WHAT YOU ARE ASKED TO DO. Print, exactly and completely, every entry in the data.

---------------

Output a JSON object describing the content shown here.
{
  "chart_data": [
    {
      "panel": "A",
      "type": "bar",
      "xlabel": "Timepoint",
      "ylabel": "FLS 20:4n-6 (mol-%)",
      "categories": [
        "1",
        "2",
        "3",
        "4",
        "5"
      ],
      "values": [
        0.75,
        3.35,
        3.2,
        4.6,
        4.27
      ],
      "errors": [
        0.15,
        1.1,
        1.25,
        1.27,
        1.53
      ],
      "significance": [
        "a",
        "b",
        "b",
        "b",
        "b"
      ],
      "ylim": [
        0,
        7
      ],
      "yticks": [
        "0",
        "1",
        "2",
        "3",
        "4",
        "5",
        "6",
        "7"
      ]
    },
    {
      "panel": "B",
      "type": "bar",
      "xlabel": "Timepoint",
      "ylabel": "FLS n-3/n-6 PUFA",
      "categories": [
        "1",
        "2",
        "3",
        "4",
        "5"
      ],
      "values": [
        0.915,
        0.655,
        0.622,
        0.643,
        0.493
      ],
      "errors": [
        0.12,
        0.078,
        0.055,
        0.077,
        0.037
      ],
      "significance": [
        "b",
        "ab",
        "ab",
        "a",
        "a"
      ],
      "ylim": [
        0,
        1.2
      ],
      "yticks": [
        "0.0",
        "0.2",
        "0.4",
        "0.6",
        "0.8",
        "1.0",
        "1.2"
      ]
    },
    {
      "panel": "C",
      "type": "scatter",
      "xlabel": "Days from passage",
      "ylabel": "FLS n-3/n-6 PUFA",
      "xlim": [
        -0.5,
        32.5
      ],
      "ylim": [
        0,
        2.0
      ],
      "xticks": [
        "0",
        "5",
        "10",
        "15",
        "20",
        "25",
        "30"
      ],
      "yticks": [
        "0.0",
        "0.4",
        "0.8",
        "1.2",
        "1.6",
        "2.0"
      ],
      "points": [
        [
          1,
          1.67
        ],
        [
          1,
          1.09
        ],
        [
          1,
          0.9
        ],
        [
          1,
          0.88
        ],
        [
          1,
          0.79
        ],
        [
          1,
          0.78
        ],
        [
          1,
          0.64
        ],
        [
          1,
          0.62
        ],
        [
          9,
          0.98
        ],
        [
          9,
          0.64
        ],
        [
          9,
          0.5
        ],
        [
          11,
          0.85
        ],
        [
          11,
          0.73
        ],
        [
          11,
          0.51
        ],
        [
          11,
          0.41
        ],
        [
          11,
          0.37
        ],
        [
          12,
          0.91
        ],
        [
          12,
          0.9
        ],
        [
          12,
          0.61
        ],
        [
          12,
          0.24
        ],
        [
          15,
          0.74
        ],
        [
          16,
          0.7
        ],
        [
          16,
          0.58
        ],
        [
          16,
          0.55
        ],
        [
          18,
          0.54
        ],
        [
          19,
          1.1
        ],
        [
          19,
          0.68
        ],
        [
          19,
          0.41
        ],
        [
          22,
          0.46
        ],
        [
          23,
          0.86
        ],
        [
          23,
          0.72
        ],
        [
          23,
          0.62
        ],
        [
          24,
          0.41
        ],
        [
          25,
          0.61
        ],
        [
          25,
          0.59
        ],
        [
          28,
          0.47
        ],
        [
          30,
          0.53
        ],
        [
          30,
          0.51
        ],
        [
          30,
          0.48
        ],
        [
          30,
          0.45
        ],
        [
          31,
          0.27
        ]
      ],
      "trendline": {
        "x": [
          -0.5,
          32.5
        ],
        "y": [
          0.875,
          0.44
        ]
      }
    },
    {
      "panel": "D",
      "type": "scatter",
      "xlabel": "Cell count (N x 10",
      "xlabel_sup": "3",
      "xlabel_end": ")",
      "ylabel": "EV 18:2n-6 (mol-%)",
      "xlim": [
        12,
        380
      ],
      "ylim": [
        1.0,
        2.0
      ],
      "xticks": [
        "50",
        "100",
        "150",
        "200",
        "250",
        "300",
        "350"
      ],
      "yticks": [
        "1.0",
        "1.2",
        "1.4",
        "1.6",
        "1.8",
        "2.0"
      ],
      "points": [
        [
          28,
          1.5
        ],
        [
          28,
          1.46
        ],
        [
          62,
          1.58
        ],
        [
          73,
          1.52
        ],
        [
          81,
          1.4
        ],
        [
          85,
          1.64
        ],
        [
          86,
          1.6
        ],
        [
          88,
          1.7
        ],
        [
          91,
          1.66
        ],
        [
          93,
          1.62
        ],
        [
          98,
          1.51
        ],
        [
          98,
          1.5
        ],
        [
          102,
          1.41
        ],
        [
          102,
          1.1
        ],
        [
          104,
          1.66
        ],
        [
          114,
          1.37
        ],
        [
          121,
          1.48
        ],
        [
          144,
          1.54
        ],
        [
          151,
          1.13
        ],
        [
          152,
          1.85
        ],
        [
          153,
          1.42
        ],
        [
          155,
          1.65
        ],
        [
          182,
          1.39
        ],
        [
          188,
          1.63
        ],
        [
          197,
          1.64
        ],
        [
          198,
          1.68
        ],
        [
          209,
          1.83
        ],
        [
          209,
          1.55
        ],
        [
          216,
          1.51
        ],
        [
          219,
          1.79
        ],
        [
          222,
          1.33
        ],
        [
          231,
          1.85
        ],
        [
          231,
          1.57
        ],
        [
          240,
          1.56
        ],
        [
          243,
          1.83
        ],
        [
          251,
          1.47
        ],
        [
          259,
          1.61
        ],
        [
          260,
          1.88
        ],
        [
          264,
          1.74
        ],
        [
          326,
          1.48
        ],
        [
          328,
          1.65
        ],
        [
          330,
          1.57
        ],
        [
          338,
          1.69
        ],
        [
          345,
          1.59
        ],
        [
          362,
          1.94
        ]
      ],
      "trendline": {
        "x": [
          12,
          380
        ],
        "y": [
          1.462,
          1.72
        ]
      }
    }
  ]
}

---------------

RESPONSE TO THE TASK.
Output a JSON object describing the content shown here.
{
  "chart_data": [
    {
      "panel": "A",
      "type": "bar",
      "xlabel": "Timepoint",
      "ylabel": "FLS 20:4n-6 (mol-%)",
      "categories": [
        "1",
        "2",
        "3",
        "4",
        "5"
      ],
      "values": [
        0.75,
        3.35,
        3.2,
        4.6,
        4.27
      ],
      "errors": [
        0.15,
        1.1,
        1.25,
        1.27,
        1.53
      ],
      "significance": [
        "a",
        "b",
        "b",
        "b",
        "b"
      ],
      "ylim": [
        0,
        7
      ],
      "yticks": [
        "0",
        "1",
        "2",
        "3",
        "4",
        "5",
        "6",
        "7"
      ]
    },
    {
      "panel": "B",
      "type": "bar",
      "xlabel": "Timepoint",
      "ylabel": "FLS n-3/n-6 PUFA",
      "categories": [
        "1",
        "2",
        "3",
        "4",
        "5"
      ],
      "values": [
        0.915,
        0.655,
        0.622,
        0.643,
        0.493
      ],
      "errors": [
        0.12,
        0.078,
        0.055,
        0.077,
        0.037
      ],
      "significance": [
        "b",
        "ab",
        "ab",
        "a",
        "a"
      ],
      "ylim": [
        0,
        1.2
      ],
      "yticks": [
        "0.0",
        "0.2",
        "0.4",
        "0.6",
        "0.8",
        "1.0",
        "1.2"
      ]
    },
    {
      "panel": "C",
      "type": "scatter",
      "xlabel": "Days from passage",
      "ylabel": "FLS n-3/n-6 PUFA",
      "xlim": [
        -0.5,
        32.5
      ],
      "ylim": [
        0,
        2.0
      ],
      "xticks": [
        "0",
        "5",
        "10",
        "15",
        "20",
        "25",
        "30"
      ],
      "yticks": [
        "0.0",
        "0.4",
        "0.8",
        "1.2",
        "1.6",
        "2.0"
      ],
      "points": [
        [
          1,
          1.67
        ],
        [
          1,
          1.09
        ],
        [
          1,
          0.9
        ],
        [
          1,
          0.88
        ],
        [
          1,
          0.79
        ],
        [
          1,
          0.78
        ],
        [
          1,
          0.64
        ],
        [
          1,
          0.62
        ],
        [
          9,
          0.98
        ],
        [
          9,
          0.64
        ],
        [
          9,
          0.5
        ],
        [
          11,
          0.85
        ],
        [
          11,
          0.73
        ],
        [
          11,
          0.51
        ],
        [
          11,
          0.41
        ],
        [
          11,
          0.37
        ],
        [
          12,
          0.91
        ],
        [
          12,
          0.9
        ],
        [
          12,
          0.61
        ],
        [
          12,
          0.24
        ],
        [
          15,
          0.74
        ],
        [
          16,
          0.7
        ],
        [
          16,
          0.58
        ],
        [
          16,
          0.55
        ],
        [
          18,
          0.54
        ],
        [
          19,
          1.1
        ],
        [
          19,
          0.68
        ],
        [
          19,
          0.41
        ],
        [
          22,
          0.46
        ],
        [
          23,
          0.86
        ],
        [
          23,
          0.72
        ],
        [
          23,
          0.62
        ],
        [
          24,
          0.41
        ],
        [
          25,
          0.61
        ],
        [
          25,
          0.59
        ],
        [
          28,
          0.47
        ],
        [
          30,
          0.53
        ],
        [
          30,
          0.51
        ],
        [
          30,
          0.48
        ],
        [
          30,
          0.45
        ],
        [
          31,
          0.27
        ]
      ],
      "trendline": {
        "x": [
          -0.5,
          32.5
        ],
        "y": [
          0.875,
          0.44
        ]
      }
    },
    {
      "panel": "D",
      "type": "scatter",
      "xlabel": "Cell count (N x 10",
      "xlabel_sup": "3",
      "xlabel_end": ")",
      "ylabel": "EV 18:2n-6 (mol-%)",
      "xlim": [
        12,
        380
      ],
      "ylim": [
        1.0,
        2.0
      ],
      "xticks": [
        "50",
        "100",
        "150",
        "200",
        "250",
        "300",
        "350"
      ],
      "yticks": [
        "1.0",
        "1.2",
        "1.4",
        "1.6",
        "1.8",
        "2.0"
      ],
      "points": [
        [
          28,
          1.5
        ],
        [
          28,
          1.46
        ],
        [
          62,
          1.58
        ],
        [
          73,
          1.52
        ],
        [
          81,
          1.4
        ],
        [
          85,
          1.64
        ],
        [
          86,
          1.6
        ],
        [
          88,
          1.7
        ],
        [
          91,
          1.66
        ],
        [
          93,
          1.62
        ],
        [
          98,
          1.51
        ],
        [
          98,
          1.5
        ],
        [
          102,
          1.41
        ],
        [
          102,
          1.1
        ],
        [
          104,
          1.66
        ],
        [
          114,
          1.37
        ],
        [
          121,
          1.48
        ],
        [
          144,
          1.54
        ],
        [
          151,
          1.13
        ],
        [
          152,
          1.85
        ],
        [
          153,
          1.42
        ],
        [
          155,
          1.65
        ],
        [
          182,
          1.39
        ],
        [
          188,
          1.63
        ],
        [
          197,
          1.64
        ],
        [
          198,
          1.68
        ],
        [
          209,
          1.83
        ],
        [
          209,
          1.55
        ],
        [
          216,
          1.51
        ],
        [
          219,
          1.79
        ],
        [
          222,
          1.33
        ],
        [
          231,
          1.85
        ],
        [
          231,
          1.57
        ],
        [
          240,
          1.56
        ],
        [
          243,
          1.83
        ],
        [
          251,
          1.47
        ],
        [
          259,
          1.61
        ],
        [
          260,
          1.88
        ],
        [
          264,
          1.74
        ],
        [
          326,
          1.48
        ],
        [
          328,
          1.65
        ],
        [
          330,
          1.57
        ],
        [
          338,
          1.69
        ],
        [
          345,
          1.59
        ],
        [
          362,
          1.94
        ]
      ],
      "trendline": {
        "x": [
          12,
          380
        ],
        "y": [
          1.462,
          1.72
        ]
      }
    }
  ]
}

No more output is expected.